● **WHAT THIS TASK INVOLVES**: Search the data for the word "text" and copy every line that contains it.

● **EXTRACTED INFORMATION**:
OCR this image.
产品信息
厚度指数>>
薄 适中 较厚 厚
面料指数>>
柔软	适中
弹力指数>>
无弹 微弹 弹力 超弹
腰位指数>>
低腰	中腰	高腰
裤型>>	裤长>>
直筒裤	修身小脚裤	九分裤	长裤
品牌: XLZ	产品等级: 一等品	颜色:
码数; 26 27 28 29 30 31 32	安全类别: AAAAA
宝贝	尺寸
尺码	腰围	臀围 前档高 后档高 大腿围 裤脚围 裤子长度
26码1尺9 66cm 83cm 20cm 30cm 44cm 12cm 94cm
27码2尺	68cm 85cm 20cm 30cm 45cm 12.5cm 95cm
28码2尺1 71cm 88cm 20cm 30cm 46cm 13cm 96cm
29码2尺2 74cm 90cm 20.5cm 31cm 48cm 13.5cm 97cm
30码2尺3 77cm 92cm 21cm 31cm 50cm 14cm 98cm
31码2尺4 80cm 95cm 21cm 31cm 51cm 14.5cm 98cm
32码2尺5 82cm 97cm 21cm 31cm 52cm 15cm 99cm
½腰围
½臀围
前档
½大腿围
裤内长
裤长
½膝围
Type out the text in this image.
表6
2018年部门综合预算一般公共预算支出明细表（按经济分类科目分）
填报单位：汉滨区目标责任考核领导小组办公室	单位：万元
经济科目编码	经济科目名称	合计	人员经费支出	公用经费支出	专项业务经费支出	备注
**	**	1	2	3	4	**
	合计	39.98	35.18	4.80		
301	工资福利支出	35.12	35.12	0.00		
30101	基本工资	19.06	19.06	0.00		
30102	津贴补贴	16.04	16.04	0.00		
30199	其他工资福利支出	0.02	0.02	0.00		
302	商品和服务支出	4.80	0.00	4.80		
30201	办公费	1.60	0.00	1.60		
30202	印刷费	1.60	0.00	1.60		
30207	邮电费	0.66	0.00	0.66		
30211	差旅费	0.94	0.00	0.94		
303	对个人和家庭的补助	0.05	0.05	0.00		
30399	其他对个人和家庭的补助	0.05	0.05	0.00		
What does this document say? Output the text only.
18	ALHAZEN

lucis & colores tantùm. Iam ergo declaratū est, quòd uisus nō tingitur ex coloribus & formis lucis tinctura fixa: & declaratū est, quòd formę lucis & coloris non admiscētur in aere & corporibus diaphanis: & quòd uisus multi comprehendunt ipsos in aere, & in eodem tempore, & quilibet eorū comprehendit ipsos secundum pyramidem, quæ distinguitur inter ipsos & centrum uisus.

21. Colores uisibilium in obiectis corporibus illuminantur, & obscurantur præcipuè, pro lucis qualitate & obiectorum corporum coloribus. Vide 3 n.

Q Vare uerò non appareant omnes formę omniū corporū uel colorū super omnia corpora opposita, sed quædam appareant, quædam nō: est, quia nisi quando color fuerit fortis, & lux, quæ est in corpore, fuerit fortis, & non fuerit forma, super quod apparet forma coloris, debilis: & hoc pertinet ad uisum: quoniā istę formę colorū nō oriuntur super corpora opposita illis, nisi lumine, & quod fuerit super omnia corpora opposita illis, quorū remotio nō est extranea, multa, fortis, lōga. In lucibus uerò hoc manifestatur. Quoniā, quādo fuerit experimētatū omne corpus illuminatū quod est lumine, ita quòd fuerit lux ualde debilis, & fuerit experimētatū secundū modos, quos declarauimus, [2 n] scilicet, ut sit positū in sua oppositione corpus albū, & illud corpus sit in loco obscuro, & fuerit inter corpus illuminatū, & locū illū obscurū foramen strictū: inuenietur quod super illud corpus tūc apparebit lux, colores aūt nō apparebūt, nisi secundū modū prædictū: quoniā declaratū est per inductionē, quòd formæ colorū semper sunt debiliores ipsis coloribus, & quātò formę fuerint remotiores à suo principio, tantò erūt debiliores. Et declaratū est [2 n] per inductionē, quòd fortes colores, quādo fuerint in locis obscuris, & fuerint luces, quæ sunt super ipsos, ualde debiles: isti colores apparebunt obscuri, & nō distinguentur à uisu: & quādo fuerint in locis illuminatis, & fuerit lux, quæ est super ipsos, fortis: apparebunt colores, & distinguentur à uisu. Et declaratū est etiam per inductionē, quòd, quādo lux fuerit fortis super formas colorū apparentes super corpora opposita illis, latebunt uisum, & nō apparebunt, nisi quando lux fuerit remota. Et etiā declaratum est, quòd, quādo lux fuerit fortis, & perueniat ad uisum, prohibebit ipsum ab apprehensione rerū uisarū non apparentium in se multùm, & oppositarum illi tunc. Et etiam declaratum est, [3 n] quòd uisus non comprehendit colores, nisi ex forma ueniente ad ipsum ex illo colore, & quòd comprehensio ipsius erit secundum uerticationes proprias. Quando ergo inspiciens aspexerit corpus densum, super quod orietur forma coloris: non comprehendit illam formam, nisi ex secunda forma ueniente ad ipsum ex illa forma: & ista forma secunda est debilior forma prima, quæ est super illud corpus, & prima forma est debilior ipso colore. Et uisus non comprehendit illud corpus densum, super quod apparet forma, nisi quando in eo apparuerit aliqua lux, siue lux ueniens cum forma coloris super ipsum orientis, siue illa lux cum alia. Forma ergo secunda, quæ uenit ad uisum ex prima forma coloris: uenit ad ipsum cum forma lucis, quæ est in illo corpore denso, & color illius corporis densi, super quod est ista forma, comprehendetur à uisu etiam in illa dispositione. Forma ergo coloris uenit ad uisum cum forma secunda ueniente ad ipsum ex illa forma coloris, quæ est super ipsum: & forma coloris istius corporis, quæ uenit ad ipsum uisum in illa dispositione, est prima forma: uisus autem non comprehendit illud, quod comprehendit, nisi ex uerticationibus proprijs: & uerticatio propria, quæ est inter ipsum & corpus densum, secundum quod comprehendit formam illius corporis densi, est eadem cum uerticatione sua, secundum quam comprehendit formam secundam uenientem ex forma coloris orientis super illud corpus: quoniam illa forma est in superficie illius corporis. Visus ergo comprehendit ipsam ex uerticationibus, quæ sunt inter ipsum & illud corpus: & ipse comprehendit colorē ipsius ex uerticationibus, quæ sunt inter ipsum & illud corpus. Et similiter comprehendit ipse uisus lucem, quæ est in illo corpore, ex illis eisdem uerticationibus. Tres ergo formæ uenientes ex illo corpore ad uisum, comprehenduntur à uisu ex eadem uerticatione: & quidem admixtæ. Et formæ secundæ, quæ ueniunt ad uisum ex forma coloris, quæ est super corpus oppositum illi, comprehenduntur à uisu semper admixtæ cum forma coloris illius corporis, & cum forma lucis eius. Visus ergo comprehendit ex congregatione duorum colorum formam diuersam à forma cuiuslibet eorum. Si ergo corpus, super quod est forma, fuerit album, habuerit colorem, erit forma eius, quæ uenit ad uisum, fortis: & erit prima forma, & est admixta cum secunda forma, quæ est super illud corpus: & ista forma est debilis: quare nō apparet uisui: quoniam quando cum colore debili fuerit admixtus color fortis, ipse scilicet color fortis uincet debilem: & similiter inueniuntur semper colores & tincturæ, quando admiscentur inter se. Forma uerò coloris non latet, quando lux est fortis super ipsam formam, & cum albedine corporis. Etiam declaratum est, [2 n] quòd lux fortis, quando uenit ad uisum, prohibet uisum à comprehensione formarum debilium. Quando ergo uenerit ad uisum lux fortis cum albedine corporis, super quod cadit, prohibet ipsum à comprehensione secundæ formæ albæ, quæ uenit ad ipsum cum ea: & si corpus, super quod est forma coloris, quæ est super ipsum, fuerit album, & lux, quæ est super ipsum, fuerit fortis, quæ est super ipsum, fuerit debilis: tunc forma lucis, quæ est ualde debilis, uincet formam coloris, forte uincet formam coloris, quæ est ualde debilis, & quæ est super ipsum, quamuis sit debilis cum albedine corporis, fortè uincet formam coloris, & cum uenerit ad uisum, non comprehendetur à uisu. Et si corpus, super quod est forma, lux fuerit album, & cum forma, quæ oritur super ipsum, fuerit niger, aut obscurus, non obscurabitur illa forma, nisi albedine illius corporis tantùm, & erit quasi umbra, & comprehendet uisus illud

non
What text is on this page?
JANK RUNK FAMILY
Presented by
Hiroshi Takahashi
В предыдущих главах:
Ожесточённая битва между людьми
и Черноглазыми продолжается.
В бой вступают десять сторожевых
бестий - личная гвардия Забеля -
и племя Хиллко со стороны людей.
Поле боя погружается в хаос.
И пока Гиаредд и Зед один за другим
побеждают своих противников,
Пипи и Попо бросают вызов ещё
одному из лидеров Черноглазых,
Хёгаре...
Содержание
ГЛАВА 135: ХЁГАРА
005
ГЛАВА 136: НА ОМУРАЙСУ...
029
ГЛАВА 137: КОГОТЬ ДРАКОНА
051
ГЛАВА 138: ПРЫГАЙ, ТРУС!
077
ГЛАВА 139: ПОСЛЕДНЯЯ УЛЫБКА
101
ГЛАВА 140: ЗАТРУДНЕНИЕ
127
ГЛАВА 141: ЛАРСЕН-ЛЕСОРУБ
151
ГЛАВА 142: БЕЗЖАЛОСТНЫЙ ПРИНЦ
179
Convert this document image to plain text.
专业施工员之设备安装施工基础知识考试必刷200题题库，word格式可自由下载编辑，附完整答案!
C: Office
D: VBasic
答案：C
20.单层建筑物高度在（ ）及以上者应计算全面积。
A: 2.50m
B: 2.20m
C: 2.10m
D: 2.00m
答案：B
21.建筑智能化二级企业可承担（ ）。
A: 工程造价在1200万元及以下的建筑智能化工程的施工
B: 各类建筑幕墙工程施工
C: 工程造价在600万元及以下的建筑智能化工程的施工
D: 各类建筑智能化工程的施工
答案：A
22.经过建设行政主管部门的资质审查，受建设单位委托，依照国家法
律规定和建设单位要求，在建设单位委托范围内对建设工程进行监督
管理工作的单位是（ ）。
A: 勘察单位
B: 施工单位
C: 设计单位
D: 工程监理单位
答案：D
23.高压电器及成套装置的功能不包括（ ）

● **FINAL RESULT**:
Type out the text in this image.
What does this document say? Output the text only.
What text is on this page?
Convert this document image to plain text.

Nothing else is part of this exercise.